[Items listed in a dataset]
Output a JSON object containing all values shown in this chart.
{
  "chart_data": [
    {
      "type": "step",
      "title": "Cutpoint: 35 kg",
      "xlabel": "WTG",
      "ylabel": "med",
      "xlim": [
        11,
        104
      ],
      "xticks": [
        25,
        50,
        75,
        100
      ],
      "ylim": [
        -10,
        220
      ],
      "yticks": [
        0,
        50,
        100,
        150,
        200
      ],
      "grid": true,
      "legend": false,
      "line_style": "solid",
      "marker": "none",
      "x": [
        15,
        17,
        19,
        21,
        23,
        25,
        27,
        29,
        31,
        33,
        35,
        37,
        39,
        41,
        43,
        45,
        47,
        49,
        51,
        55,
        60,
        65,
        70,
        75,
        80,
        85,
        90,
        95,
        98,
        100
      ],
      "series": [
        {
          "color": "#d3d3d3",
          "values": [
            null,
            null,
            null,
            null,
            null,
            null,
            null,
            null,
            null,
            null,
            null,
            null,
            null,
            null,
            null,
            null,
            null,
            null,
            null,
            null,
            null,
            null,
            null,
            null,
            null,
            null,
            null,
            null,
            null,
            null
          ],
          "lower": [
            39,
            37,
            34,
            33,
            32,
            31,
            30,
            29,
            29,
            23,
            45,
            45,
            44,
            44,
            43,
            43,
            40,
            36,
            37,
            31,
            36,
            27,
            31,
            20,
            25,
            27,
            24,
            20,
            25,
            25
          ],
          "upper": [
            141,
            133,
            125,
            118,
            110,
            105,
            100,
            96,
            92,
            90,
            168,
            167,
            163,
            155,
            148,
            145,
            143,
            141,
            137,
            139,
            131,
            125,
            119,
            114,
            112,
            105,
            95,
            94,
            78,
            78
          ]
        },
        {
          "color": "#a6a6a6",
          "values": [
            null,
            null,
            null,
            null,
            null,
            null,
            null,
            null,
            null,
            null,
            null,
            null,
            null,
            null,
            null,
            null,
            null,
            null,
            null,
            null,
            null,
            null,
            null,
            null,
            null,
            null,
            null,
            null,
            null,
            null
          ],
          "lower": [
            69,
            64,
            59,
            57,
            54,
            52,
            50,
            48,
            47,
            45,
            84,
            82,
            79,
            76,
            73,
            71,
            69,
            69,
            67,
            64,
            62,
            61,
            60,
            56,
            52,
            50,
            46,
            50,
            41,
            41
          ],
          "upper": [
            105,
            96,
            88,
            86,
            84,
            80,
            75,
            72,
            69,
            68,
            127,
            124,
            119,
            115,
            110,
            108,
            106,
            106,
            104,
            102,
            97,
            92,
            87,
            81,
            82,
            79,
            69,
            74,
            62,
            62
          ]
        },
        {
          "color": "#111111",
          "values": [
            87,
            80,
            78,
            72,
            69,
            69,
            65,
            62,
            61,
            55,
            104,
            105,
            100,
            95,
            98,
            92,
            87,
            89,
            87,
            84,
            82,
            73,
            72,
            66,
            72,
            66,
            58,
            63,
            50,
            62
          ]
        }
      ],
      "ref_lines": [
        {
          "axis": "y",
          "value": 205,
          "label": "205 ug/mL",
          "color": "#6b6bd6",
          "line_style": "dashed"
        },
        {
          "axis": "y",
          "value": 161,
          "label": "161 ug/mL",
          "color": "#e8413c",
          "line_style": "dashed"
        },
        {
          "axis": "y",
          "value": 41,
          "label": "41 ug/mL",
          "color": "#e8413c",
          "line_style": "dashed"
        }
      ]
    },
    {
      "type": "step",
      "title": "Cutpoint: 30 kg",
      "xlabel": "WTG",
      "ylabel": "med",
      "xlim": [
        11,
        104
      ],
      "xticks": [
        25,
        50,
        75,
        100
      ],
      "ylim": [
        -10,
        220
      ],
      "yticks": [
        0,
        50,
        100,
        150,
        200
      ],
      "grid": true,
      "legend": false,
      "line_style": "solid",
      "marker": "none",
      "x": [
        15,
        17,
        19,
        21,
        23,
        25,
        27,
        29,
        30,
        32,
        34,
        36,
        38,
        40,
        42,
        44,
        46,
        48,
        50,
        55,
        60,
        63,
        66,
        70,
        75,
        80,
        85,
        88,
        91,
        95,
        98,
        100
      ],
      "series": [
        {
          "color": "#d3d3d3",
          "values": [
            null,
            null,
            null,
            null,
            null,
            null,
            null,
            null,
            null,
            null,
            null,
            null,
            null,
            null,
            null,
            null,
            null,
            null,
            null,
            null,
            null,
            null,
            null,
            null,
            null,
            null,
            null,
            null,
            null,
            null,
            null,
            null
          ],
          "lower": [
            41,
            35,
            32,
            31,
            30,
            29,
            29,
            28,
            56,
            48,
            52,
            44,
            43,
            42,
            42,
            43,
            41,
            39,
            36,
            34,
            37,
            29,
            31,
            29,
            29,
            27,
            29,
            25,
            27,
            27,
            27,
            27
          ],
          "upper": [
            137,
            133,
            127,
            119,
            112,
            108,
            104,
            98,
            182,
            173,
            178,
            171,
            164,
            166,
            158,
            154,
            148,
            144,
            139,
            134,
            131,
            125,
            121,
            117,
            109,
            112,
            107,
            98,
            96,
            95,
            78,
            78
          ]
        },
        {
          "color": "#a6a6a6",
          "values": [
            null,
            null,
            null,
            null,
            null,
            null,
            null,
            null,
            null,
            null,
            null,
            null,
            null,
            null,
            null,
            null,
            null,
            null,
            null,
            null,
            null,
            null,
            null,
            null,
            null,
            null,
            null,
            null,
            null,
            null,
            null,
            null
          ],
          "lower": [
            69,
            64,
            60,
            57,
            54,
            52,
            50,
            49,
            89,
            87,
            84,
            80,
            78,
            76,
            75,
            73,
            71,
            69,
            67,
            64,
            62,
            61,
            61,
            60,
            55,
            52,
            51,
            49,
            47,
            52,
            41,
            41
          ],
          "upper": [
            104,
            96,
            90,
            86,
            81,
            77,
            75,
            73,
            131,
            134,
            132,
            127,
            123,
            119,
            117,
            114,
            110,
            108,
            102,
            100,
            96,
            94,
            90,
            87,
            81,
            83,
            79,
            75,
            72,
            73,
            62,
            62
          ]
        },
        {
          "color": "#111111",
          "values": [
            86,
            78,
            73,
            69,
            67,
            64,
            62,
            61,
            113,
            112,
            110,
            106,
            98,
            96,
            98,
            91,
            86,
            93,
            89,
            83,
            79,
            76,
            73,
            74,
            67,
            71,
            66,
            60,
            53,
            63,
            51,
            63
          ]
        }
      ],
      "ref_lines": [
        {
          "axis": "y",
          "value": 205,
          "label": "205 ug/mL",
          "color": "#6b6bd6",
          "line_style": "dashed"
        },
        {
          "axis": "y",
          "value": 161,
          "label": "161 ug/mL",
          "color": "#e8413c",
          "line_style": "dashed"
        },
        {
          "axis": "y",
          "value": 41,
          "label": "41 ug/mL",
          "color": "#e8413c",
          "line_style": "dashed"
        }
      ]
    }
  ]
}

• **Objective**
Extract each entry in full and write it down exactly.

• **The reply**
Output a JSON object containing all values shown in this chart.
{
  "chart_data": [
    {
      "type": "step",
      "title": "Cutpoint: 35 kg",
      "xlabel": "WTG",
      "ylabel": "med",
      "xlim": [
        11,
        104
      ],
      "xticks": [
        25,
        50,
        75,
        100
      ],
      "ylim": [
        -10,
        220
      ],
      "yticks": [
        0,
        50,
        100,
        150,
        200
      ],
      "grid": true,
      "legend": false,
      "line_style": "solid",
      "marker": "none",
      "x": [
        15,
        17,
        19,
        21,
        23,
        25,
        27,
        29,
        31,
        33,
        35,
        37,
        39,
        41,
        43,
        45,
        47,
        49,
        51,
        55,
        60,
        65,
        70,
        75,
        80,
        85,
        90,
        95,
        98,
        100
      ],
      "series": [
        {
          "color": "#d3d3d3",
          "values": [
            null,
            null,
            null,
            null,
            null,
            null,
            null,
            null,
            null,
            null,
            null,
            null,
            null,
            null,
            null,
            null,
            null,
            null,
            null,
            null,
            null,
            null,
            null,
            null,
            null,
            null,
            null,
            null,
            null,
            null
          ],
          "lower": [
            39,
            37,
            34,
            33,
            32,
            31,
            30,
            29,
            29,
            23,
            45,
            45,
            44,
            44,
            43,
            43,
            40,
            36,
            37,
            31,
            36,
            27,
            31,
            20,
            25,
            27,
            24,
            20,
            25,
            25
          ],
          "upper": [
            141,
            133,
            125,
            118,
            110,
            105,
            100,
            96,
            92,
            90,
            168,
            167,
            163,
            155,
            148,
            145,
            143,
            141,
            137,
            139,
            131,
            125,
            119,
            114,
            112,
            105,
            95,
            94,
            78,
            78
          ]
        },
        {
          "color": "#a6a6a6",
          "values": [
            null,
            null,
            null,
            null,
            null,
            null,
            null,
            null,
            null,
            null,
            null,
            null,
            null,
            null,
            null,
            null,
            null,
            null,
            null,
            null,
            null,
            null,
            null,
            null,
            null,
            null,
            null,
            null,
            null,
            null
          ],
          "lower": [
            69,
            64,
            59,
            57,
            54,
            52,
            50,
            48,
            47,
            45,
            84,
            82,
            79,
            76,
            73,
            71,
            69,
            69,
            67,
            64,
            62,
            61,
            60,
            56,
            52,
            50,
            46,
            50,
            41,
            41
          ],
          "upper": [
            105,
            96,
            88,
            86,
            84,
            80,
            75,
            72,
            69,
            68,
            127,
            124,
            119,
            115,
            110,
            108,
            106,
            106,
            104,
            102,
            97,
            92,
            87,
            81,
            82,
            79,
            69,
            74,
            62,
            62
          ]
        },
        {
          "color": "#111111",
          "values": [
            87,
            80,
            78,
            72,
            69,
            69,
            65,
            62,
            61,
            55,
            104,
            105,
            100,
            95,
            98,
            92,
            87,
            89,
            87,
            84,
            82,
            73,
            72,
            66,
            72,
            66,
            58,
            63,
            50,
            62
          ]
        }
      ],
      "ref_lines": [
        {
          "axis": "y",
          "value": 205,
          "label": "205 ug/mL",
          "color": "#6b6bd6",
          "line_style": "dashed"
        },
        {
          "axis": "y",
          "value": 161,
          "label": "161 ug/mL",
          "color": "#e8413c",
          "line_style": "dashed"
        },
        {
          "axis": "y",
          "value": 41,
          "label": "41 ug/mL",
          "color": "#e8413c",
          "line_style": "dashed"
        }
      ]
    },
    {
      "type": "step",
      "title": "Cutpoint: 30 kg",
      "xlabel": "WTG",
      "ylabel": "med",
      "xlim": [
        11,
        104
      ],
      "xticks": [
        25,
        50,
        75,
        100
      ],
      "ylim": [
        -10,
        220
      ],
      "yticks": [
        0,
        50,
        100,
        150,
        200
      ],
      "grid": true,
      "legend": false,
      "line_style": "solid",
      "marker": "none",
      "x": [
        15,
        17,
        19,
        21,
        23,
        25,
        27,
        29,
        30,
        32,
        34,
        36,
        38,
        40,
        42,
        44,
        46,
        48,
        50,
        55,
        60,
        63,
        66,
        70,
        75,
        80,
        85,
        88,
        91,
        95,
        98,
        100
      ],
      "series": [
        {
          "color": "#d3d3d3",
          "values": [
            null,
            null,
            null,
            null,
            null,
            null,
            null,
            null,
            null,
            null,
            null,
            null,
            null,
            null,
            null,
            null,
            null,
            null,
            null,
            null,
            null,
            null,
            null,
            null,
            null,
            null,
            null,
            null,
            null,
            null,
            null,
            null
          ],
          "lower": [
            41,
            35,
            32,
            31,
            30,
            29,
            29,
            28,
            56,
            48,
            52,
            44,
            43,
            42,
            42,
            43,
            41,
            39,
            36,
            34,
            37,
            29,
            31,
            29,
            29,
            27,
            29,
            25,
            27,
            27,
            27,
            27
          ],
          "upper": [
            137,
            133,
            127,
            119,
            112,
            108,
            104,
            98,
            182,
            173,
            178,
            171,
            164,
            166,
            158,
            154,
            148,
            144,
            139,
            134,
            131,
            125,
            121,
            117,
            109,
            112,
            107,
            98,
            96,
            95,
            78,
            78
          ]
        },
        {
          "color": "#a6a6a6",
          "values": [
            null,
            null,
            null,
            null,
            null,
            null,
            null,
            null,
            null,
            null,
            null,
            null,
            null,
            null,
            null,
            null,
            null,
            null,
            null,
            null,
            null,
            null,
            null,
            null,
            null,
            null,
            null,
            null,
            null,
            null,
            null,
            null
          ],
          "lower": [
            69,
            64,
            60,
            57,
            54,
            52,
            50,
            49,
            89,
            87,
            84,
            80,
            78,
            76,
            75,
            73,
            71,
            69,
            67,
            64,
            62,
            61,
            61,
            60,
            55,
            52,
            51,
            49,
            47,
            52,
            41,
            41
          ],
          "upper": [
            104,
            96,
            90,
            86,
            81,
            77,
            75,
            73,
            131,
            134,
            132,
            127,
            123,
            119,
            117,
            114,
            110,
            108,
            102,
            100,
            96,
            94,
            90,
            87,
            81,
            83,
            79,
            75,
            72,
            73,
            62,
            62
          ]
        },
        {
          "color": "#111111",
          "values": [
            86,
            78,
            73,
            69,
            67,
            64,
            62,
            61,
            113,
            112,
            110,
            106,
            98,
            96,
            98,
            91,
            86,
            93,
            89,
            83,
            79,
            76,
            73,
            74,
            67,
            71,
            66,
            60,
            53,
            63,
            51,
            63
          ]
        }
      ],
      "ref_lines": [
        {
          "axis": "y",
          "value": 205,
          "label": "205 ug/mL",
          "color": "#6b6bd6",
          "line_style": "dashed"
        },
        {
          "axis": "y",
          "value": 161,
          "label": "161 ug/mL",
          "color": "#e8413c",
          "line_style": "dashed"
        },
        {
          "axis": "y",
          "value": 41,
          "label": "41 ug/mL",
          "color": "#e8413c",
          "line_style": "dashed"
        }
      ]
    }
  ]
}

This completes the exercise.